**WHAT THE EXERCISE ASKS**: Print the data exactly. Omit the pictures.

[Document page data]
....
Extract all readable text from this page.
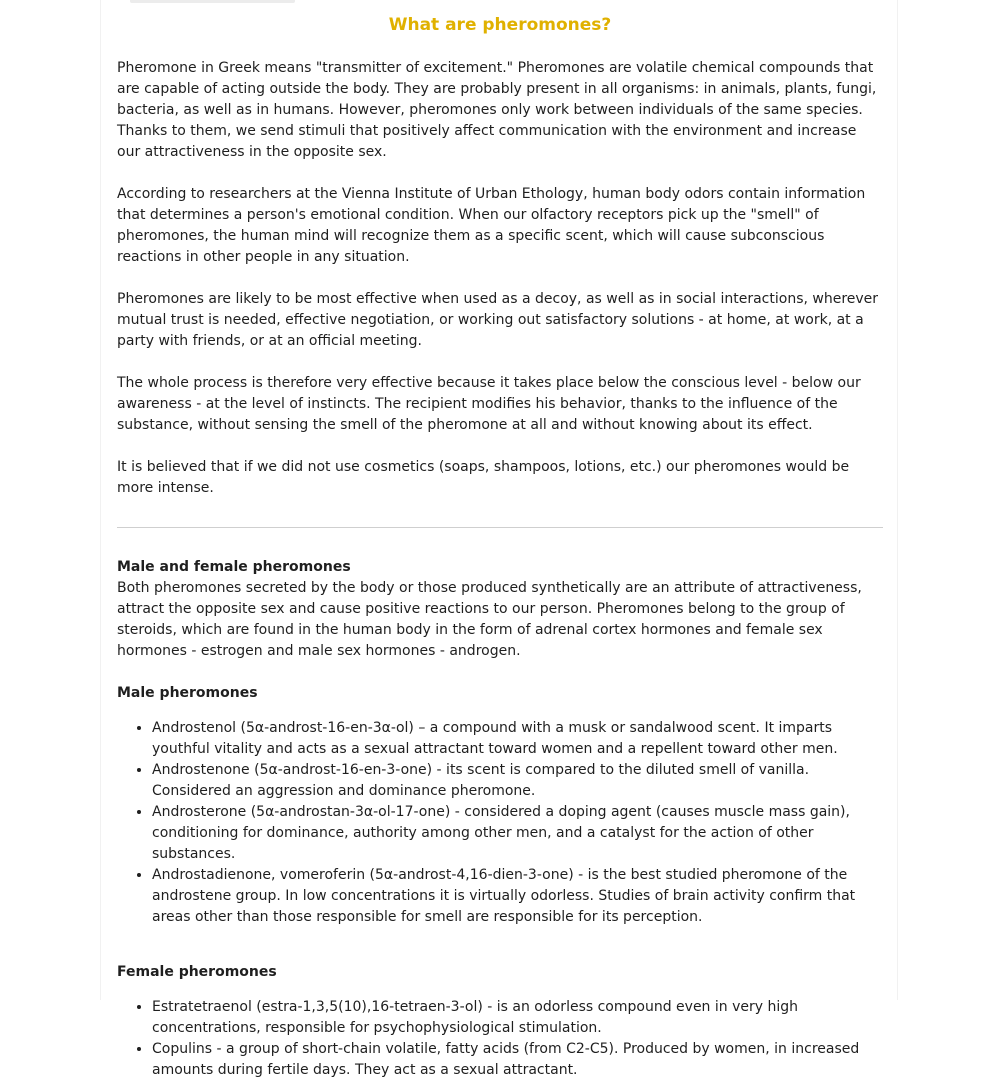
What are pheromones?

Pheromone in Greek means "transmitter of excitement." Pheromones are volatile chemical compounds that are capable of acting outside the body. They are probably present in all organisms: in animals, plants, fungi, bacteria, as well as in humans. However, pheromones only work between individuals of the same species. Thanks to them, we send stimuli that positively affect communication with the environment and increase our attractiveness in the opposite sex.

According to researchers at the Vienna Institute of Urban Ethology, human body odors contain information that determines a person's emotional condition. When our olfactory receptors pick up the "smell" of pheromones, the human mind will recognize them as a specific scent, which will cause subconscious reactions in other people in any situation.

Pheromones are likely to be most effective when used as a decoy, as well as in social interactions, wherever mutual trust is needed, effective negotiation, or working out satisfactory solutions - at home, at work, at a party with friends, or at an official meeting.

The whole process is therefore very effective because it takes place below the conscious level - below our awareness - at the level of instincts. The recipient modifies his behavior, thanks to the influence of the substance, without sensing the smell of the pheromone at all and without knowing about its effect.

It is believed that if we did not use cosmetics (soaps, shampoos, lotions, etc.) our pheromones would be more intense.

Male and female pheromones

Both pheromones secreted by the body or those produced synthetically are an attribute of attractiveness, attract the opposite sex and cause positive reactions to our person. Pheromones belong to the group of steroids, which are found in the human body in the form of adrenal cortex hormones and female sex hormones - estrogen and male sex hormones - androgen.

Male pheromones
• Androstenol (5α-androst-16-en-3α-ol) – a compound with a musk or sandalwood scent. It imparts youthful vitality and acts as a sexual attractant toward women and a repellent toward other men.
• Androstenone (5α-androst-16-en-3-one) - its scent is compared to the diluted smell of vanilla. Considered an aggression and dominance pheromone.
• Androsterone (5α-androstan-3α-ol-17-one) - considered a doping agent (causes muscle mass gain), conditioning for dominance, authority among other men, and a catalyst for the action of other substances.
• Androstadienone, vomeroferin (5α-androst-4,16-dien-3-one) - is the best studied pheromone of the androstene group. In low concentrations it is virtually odorless. Studies of brain activity confirm that areas other than those responsible for smell are responsible for its perception.
Female pheromones
• Estratetraenol (estra-1,3,5(10),16-tetraen-3-ol) - is an odorless compound even in very high concentrations, responsible for psychophysiological stimulation.
• Copulins - a group of short-chain volatile, fatty acids (from C2-C5). Produced by women, in increased amounts during fertile days. They act as a sexual attractant.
....
**PROBLEM SOLUTION**:
Extract all readable text from this page.
What are pheromones?

Pheromone in Greek means "transmitter of excitement." Pheromones are volatile chemical compounds that are capable of acting outside the body. They are probably present in all organisms: in animals, plants, fungi, bacteria, as well as in humans. However, pheromones only work between individuals of the same species. Thanks to them, we send stimuli that positively affect communication with the environment and increase our attractiveness in the opposite sex.

According to researchers at the Vienna Institute of Urban Ethology, human body odors contain information that determines a person's emotional condition. When our olfactory receptors pick up the "smell" of pheromones, the human mind will recognize them as a specific scent, which will cause subconscious reactions in other people in any situation.

Pheromones are likely to be most effective when used as a decoy, as well as in social interactions, wherever mutual trust is needed, effective negotiation, or working out satisfactory solutions - at home, at work, at a party with friends, or at an official meeting.

The whole process is therefore very effective because it takes place below the conscious level - below our awareness - at the level of instincts. The recipient modifies his behavior, thanks to the influence of the substance, without sensing the smell of the pheromone at all and without knowing about its effect.

It is believed that if we did not use cosmetics (soaps, shampoos, lotions, etc.) our pheromones would be more intense.

Male and female pheromones

Both pheromones secreted by the body or those produced synthetically are an attribute of attractiveness, attract the opposite sex and cause positive reactions to our person. Pheromones belong to the group of steroids, which are found in the human body in the form of adrenal cortex hormones and female sex hormones - estrogen and male sex hormones - androgen.

Male pheromones
• Androstenol (5α-androst-16-en-3α-ol) – a compound with a musk or sandalwood scent. It imparts youthful vitality and acts as a sexual attractant toward women and a repellent toward other men.
• Androstenone (5α-androst-16-en-3-one) - its scent is compared to the diluted smell of vanilla. Considered an aggression and dominance pheromone.
• Androsterone (5α-androstan-3α-ol-17-one) - considered a doping agent (causes muscle mass gain), conditioning for dominance, authority among other men, and a catalyst for the action of other substances.
• Androstadienone, vomeroferin (5α-androst-4,16-dien-3-one) - is the best studied pheromone of the androstene group. In low concentrations it is virtually odorless. Studies of brain activity confirm that areas other than those responsible for smell are responsible for its perception.
Female pheromones
• Estratetraenol (estra-1,3,5(10),16-tetraen-3-ol) - is an odorless compound even in very high concentrations, responsible for psychophysiological stimulation.
• Copulins - a group of short-chain volatile, fatty acids (from C2-C5). Produced by women, in increased amounts during fertile days. They act as a sexual attractant.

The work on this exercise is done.